* Given instruction *
From the entries below, list each line with "Healthy".

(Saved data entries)
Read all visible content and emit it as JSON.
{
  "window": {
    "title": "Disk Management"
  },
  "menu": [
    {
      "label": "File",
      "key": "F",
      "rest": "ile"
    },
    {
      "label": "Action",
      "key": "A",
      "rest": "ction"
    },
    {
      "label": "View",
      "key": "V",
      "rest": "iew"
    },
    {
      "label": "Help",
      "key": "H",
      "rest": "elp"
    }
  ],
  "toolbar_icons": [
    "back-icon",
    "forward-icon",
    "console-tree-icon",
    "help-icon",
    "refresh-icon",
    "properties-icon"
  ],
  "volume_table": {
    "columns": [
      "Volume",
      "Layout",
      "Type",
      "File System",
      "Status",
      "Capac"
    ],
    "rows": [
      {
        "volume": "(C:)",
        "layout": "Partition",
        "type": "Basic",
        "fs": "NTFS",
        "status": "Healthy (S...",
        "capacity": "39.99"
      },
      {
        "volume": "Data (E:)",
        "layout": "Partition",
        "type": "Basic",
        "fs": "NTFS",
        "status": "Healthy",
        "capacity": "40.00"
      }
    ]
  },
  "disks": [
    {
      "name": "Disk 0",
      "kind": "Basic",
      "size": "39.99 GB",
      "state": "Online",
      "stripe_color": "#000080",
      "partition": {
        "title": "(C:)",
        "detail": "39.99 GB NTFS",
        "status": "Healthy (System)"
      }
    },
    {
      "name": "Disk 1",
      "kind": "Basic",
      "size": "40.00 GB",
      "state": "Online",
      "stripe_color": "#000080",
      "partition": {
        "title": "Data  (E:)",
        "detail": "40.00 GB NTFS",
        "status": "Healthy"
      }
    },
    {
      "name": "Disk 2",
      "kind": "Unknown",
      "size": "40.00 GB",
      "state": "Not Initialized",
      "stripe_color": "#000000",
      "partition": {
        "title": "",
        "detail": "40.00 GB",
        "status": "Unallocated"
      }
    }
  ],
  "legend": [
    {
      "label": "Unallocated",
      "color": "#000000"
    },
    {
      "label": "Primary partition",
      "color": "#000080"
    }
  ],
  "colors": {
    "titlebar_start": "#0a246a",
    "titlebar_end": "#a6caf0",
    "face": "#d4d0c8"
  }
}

--

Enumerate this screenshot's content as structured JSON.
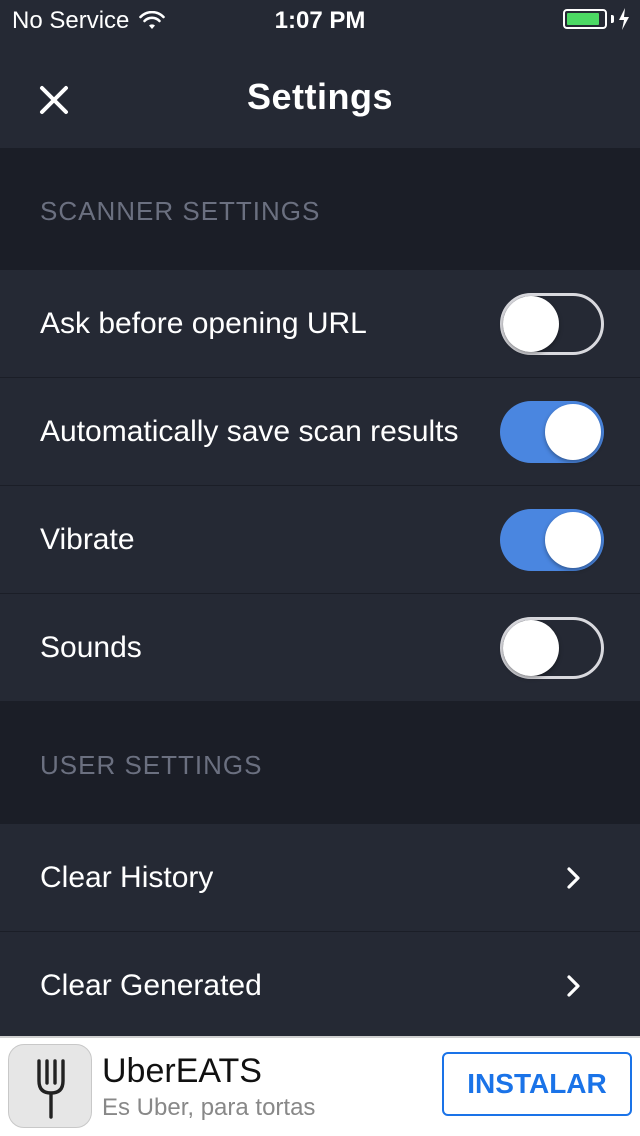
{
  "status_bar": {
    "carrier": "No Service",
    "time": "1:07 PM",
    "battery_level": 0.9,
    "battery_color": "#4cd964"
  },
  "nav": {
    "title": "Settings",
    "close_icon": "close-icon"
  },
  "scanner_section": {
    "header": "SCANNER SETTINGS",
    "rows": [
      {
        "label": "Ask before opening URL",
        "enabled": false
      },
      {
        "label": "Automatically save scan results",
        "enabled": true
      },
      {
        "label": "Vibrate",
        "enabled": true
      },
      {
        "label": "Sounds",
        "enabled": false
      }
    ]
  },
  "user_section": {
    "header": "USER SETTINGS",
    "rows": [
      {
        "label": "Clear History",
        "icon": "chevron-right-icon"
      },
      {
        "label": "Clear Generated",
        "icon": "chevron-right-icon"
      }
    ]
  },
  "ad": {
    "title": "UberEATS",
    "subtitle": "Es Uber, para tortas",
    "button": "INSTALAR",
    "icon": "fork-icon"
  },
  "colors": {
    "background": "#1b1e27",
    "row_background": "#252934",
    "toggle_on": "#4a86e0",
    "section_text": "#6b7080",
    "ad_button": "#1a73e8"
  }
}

* Output for this task *
        "status": "Healthy (S...",
        "status": "Healthy",
        "status": "Healthy (System)"
        "status": "Healthy"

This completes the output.